(Your assignment): Scan the listing below and copy every line holding "morphogenesis".

(Input data):
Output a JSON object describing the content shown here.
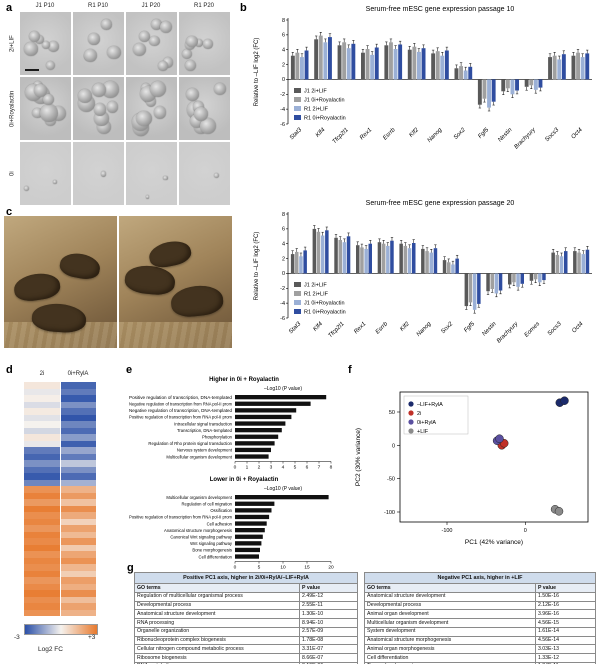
{
  "labels": {
    "a": "a",
    "b": "b",
    "c": "c",
    "d": "d",
    "e": "e",
    "f": "f",
    "g": "g"
  },
  "panel_a": {
    "col_headers": [
      "J1 P10",
      "R1 P10",
      "J1 P20",
      "R1 P20"
    ],
    "row_labels": [
      "2i+LIF",
      "0i+Royalactin",
      "0i"
    ],
    "colony_counts": [
      [
        6,
        5,
        7,
        6
      ],
      [
        9,
        8,
        10,
        9
      ],
      [
        2,
        1,
        2,
        1
      ]
    ]
  },
  "panel_d": {
    "col_labels": [
      "2i",
      "0i+RylA"
    ],
    "colorbar": {
      "min_label": "-3",
      "max_label": "+3",
      "title": "Log2 FC"
    }
  },
  "panel_g": {
    "tables": [
      {
        "title": "Positive PC1 axis, higher in 2i/0i+RylA/–LIF+RylA",
        "columns": [
          "GO terms",
          "P value"
        ],
        "rows": [
          [
            "Regulation of multicellular organismal process",
            "2.49E-12"
          ],
          [
            "Developmental process",
            "2.55E-11"
          ],
          [
            "Anatomical structure development",
            "1.30E-10"
          ],
          [
            "RNA processing",
            "8.94E-10"
          ],
          [
            "Organelle organization",
            "2.57E-09"
          ],
          [
            "Ribonucleoprotein complex biogenesis",
            "1.78E-08"
          ],
          [
            "Cellular nitrogen compound metabolic process",
            "3.31E-07"
          ],
          [
            "Ribosome biogenesis",
            "8.66E-07"
          ],
          [
            "DNA metabolic process",
            "8.19E-06"
          ],
          [
            "Nucleobase-containing compound metabolic process",
            "8.66E-06"
          ]
        ]
      },
      {
        "title": "Negative PC1 axis, higher in +LIF",
        "columns": [
          "GO terms",
          "P value"
        ],
        "rows": [
          [
            "Anatomical structure development",
            "1.50E-16"
          ],
          [
            "Developmental process",
            "2.12E-16"
          ],
          [
            "Animal organ development",
            "3.96E-16"
          ],
          [
            "Multicellular organism development",
            "4.56E-15"
          ],
          [
            "System development",
            "1.61E-14"
          ],
          [
            "Anatomical structure morphogenesis",
            "4.56E-14"
          ],
          [
            "Animal organ morphogenesis",
            "3.03E-13"
          ],
          [
            "Cell differentiation",
            "1.33E-12"
          ],
          [
            "Tissue development",
            "1.34E-11"
          ],
          [
            "Cellular developmental process",
            "1.43E-11"
          ]
        ]
      }
    ]
  },
  "chart_data": [
    {
      "id": "passage10",
      "type": "bar",
      "title": "Serum-free mESC gene expression passage 10",
      "ylabel": "Relative to –LIF log2 (FC)",
      "ylim": [
        -6,
        8
      ],
      "yticks": [
        8,
        6,
        4,
        2,
        0,
        -2,
        -4,
        -6
      ],
      "categories": [
        "Stat3",
        "Klf4",
        "Tfcp2l1",
        "Rex1",
        "Esrrb",
        "Klf2",
        "Nanog",
        "Sox2",
        "Fgf5",
        "Nestin",
        "Brachyury",
        "Socs3",
        "Oct4"
      ],
      "series": [
        {
          "name": "J1 2i+LIF",
          "color": "#595959",
          "values": [
            3.2,
            5.4,
            4.6,
            3.6,
            4.6,
            4.0,
            3.5,
            1.5,
            -3.4,
            -1.6,
            -1.0,
            3.0,
            3.2
          ]
        },
        {
          "name": "J1 0i+Royalactin",
          "color": "#a0a0a0",
          "values": [
            3.6,
            5.9,
            5.0,
            4.1,
            5.0,
            4.4,
            3.8,
            1.8,
            -2.6,
            -1.2,
            -0.8,
            3.2,
            3.6
          ]
        },
        {
          "name": "R1 2i+LIF",
          "color": "#9bb0d6",
          "values": [
            3.0,
            5.0,
            4.2,
            3.3,
            4.1,
            3.7,
            3.2,
            1.2,
            -3.8,
            -2.0,
            -1.4,
            2.7,
            3.0
          ]
        },
        {
          "name": "R1 0i+Royalactin",
          "color": "#2f4da0",
          "values": [
            3.9,
            5.7,
            4.8,
            4.3,
            4.7,
            4.2,
            3.9,
            1.7,
            -3.0,
            -1.5,
            -1.1,
            3.4,
            3.5
          ]
        }
      ],
      "error": 0.45,
      "legend_position": "left-middle"
    },
    {
      "id": "passage20",
      "type": "bar",
      "title": "Serum-free mESC gene expression passage 20",
      "ylabel": "Relative to –LIF log2 (FC)",
      "ylim": [
        -6,
        8
      ],
      "yticks": [
        8,
        6,
        4,
        2,
        0,
        -2,
        -4,
        -6
      ],
      "categories": [
        "Stat3",
        "Klf4",
        "Tfcp2l1",
        "Rex1",
        "Esrrb",
        "Klf2",
        "Nanog",
        "Sox2",
        "Fgf5",
        "Nestin",
        "Brachyury",
        "Eomes",
        "Socs3",
        "Oct4"
      ],
      "series": [
        {
          "name": "J1 2i+LIF",
          "color": "#595959",
          "values": [
            2.6,
            6.0,
            4.8,
            3.8,
            4.2,
            4.0,
            3.3,
            1.8,
            -4.4,
            -2.4,
            -1.5,
            -1.0,
            2.8,
            3.0
          ]
        },
        {
          "name": "R1 2i+LIF",
          "color": "#a0a0a0",
          "values": [
            2.9,
            5.6,
            4.5,
            3.5,
            4.0,
            3.7,
            3.0,
            1.5,
            -3.9,
            -2.1,
            -1.2,
            -0.8,
            2.5,
            2.8
          ]
        },
        {
          "name": "J1 0i+Royalactin",
          "color": "#9bb0d6",
          "values": [
            2.3,
            5.1,
            4.2,
            3.3,
            3.7,
            3.4,
            2.8,
            1.2,
            -4.9,
            -2.7,
            -1.8,
            -1.2,
            2.3,
            2.6
          ]
        },
        {
          "name": "R1 0i+Royalactin",
          "color": "#2f4da0",
          "values": [
            3.1,
            5.8,
            5.0,
            4.0,
            4.4,
            4.1,
            3.4,
            2.0,
            -4.1,
            -2.3,
            -1.4,
            -0.9,
            3.0,
            3.2
          ]
        }
      ],
      "error": 0.45,
      "legend_position": "left-middle"
    },
    {
      "id": "go_higher",
      "type": "bar",
      "orientation": "horizontal",
      "title": "Higher in 0i + Royalactin",
      "xlabel": "–Log10 (P value)",
      "xlim": [
        0,
        8
      ],
      "xticks": [
        0,
        1,
        2,
        3,
        4,
        5,
        6,
        7,
        8
      ],
      "categories": [
        "Positive regulation of transcription, DNA-templated",
        "Negative regulation of transcription from RNA pol-II prom",
        "Negative regulation of transcription, DNA-templated",
        "Positive regulation of transcription from RNA pol-II prom",
        "Intracellular signal transduction",
        "Transcription, DNA-templated",
        "Phosphorylation",
        "Regulation of Rho protein signal transduction",
        "Nervous system development",
        "Multicellular organism development"
      ],
      "values": [
        7.6,
        6.3,
        5.1,
        4.7,
        4.2,
        3.9,
        3.6,
        3.3,
        3.0,
        2.8
      ],
      "bar_color": "#111111"
    },
    {
      "id": "go_lower",
      "type": "bar",
      "orientation": "horizontal",
      "title": "Lower in 0i + Royalactin",
      "xlabel": "–Log10 (P value)",
      "xlim": [
        0,
        20
      ],
      "xticks": [
        0,
        5,
        10,
        15,
        20
      ],
      "categories": [
        "Multicellular organism development",
        "Regulation of cell migration",
        "Ossification",
        "Positive regulation of transcription from RNA pol-II prom",
        "Cell adhesion",
        "Anatomical structure morphogenesis",
        "Canonical Wnt signaling pathway",
        "Wnt signaling pathway",
        "Bone morphogenesis",
        "Cell differentiation"
      ],
      "values": [
        19.5,
        8.2,
        7.6,
        7.1,
        6.6,
        6.2,
        5.8,
        5.5,
        5.2,
        5.0
      ],
      "bar_color": "#111111"
    },
    {
      "id": "pca",
      "type": "scatter",
      "xlabel": "PC1 (42% variance)",
      "ylabel": "PC2 (30% variance)",
      "xlim": [
        -160,
        80
      ],
      "ylim": [
        -115,
        80
      ],
      "xticks": [
        -100,
        0
      ],
      "yticks": [
        50,
        0,
        -50,
        -100
      ],
      "series": [
        {
          "name": "–LIF+RylA",
          "color": "#1b2a6b",
          "points": [
            [
              44,
              64
            ],
            [
              50,
              67
            ]
          ]
        },
        {
          "name": "2i",
          "color": "#c03028",
          "points": [
            [
              -30,
              0
            ],
            [
              -27,
              3
            ]
          ]
        },
        {
          "name": "0i+RylA",
          "color": "#5a4fa0",
          "points": [
            [
              -36,
              7
            ],
            [
              -33,
              10
            ]
          ]
        },
        {
          "name": "+LIF",
          "color": "#8a8a8a",
          "points": [
            [
              38,
              -96
            ],
            [
              43,
              -99
            ]
          ]
        }
      ],
      "legend_position": "top-left"
    },
    {
      "id": "heatmap",
      "type": "heatmap",
      "columns": [
        "2i",
        "0i+RylA"
      ],
      "value_label": "Log2 FC",
      "scale": {
        "min": -3,
        "max": 3,
        "min_color": "#2b50a8",
        "mid_color": "#f5f2ee",
        "max_color": "#e87a2e"
      },
      "rows": [
        [
          0.3,
          -2.6
        ],
        [
          -0.2,
          -2.2
        ],
        [
          0.1,
          -2.8
        ],
        [
          -0.4,
          -1.8
        ],
        [
          0.2,
          -2.4
        ],
        [
          -0.3,
          -2.9
        ],
        [
          0.0,
          -2.0
        ],
        [
          -0.5,
          -2.5
        ],
        [
          0.3,
          -1.6
        ],
        [
          -0.2,
          -2.7
        ],
        [
          -2.2,
          -1.4
        ],
        [
          -2.6,
          -2.2
        ],
        [
          -1.8,
          -0.8
        ],
        [
          -2.4,
          -1.8
        ],
        [
          -2.8,
          -2.5
        ],
        [
          -2.0,
          -1.2
        ],
        [
          2.4,
          1.6
        ],
        [
          2.8,
          2.2
        ],
        [
          2.2,
          1.2
        ],
        [
          2.9,
          2.5
        ],
        [
          2.5,
          1.8
        ],
        [
          2.7,
          0.8
        ],
        [
          2.3,
          2.0
        ],
        [
          2.8,
          1.4
        ],
        [
          2.6,
          2.3
        ],
        [
          2.9,
          1.0
        ],
        [
          2.4,
          1.9
        ],
        [
          2.7,
          2.4
        ],
        [
          2.5,
          1.5
        ],
        [
          2.8,
          0.9
        ],
        [
          2.3,
          2.1
        ],
        [
          2.6,
          1.7
        ],
        [
          2.9,
          2.5
        ],
        [
          2.5,
          1.3
        ],
        [
          2.7,
          2.0
        ],
        [
          2.4,
          1.6
        ]
      ]
    }
  ]
}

(Reply):
            "Anatomical structure morphogenesis",
            "Animal organ morphogenesis",
        "Anatomical structure morphogenesis",
        "Bone morphogenesis",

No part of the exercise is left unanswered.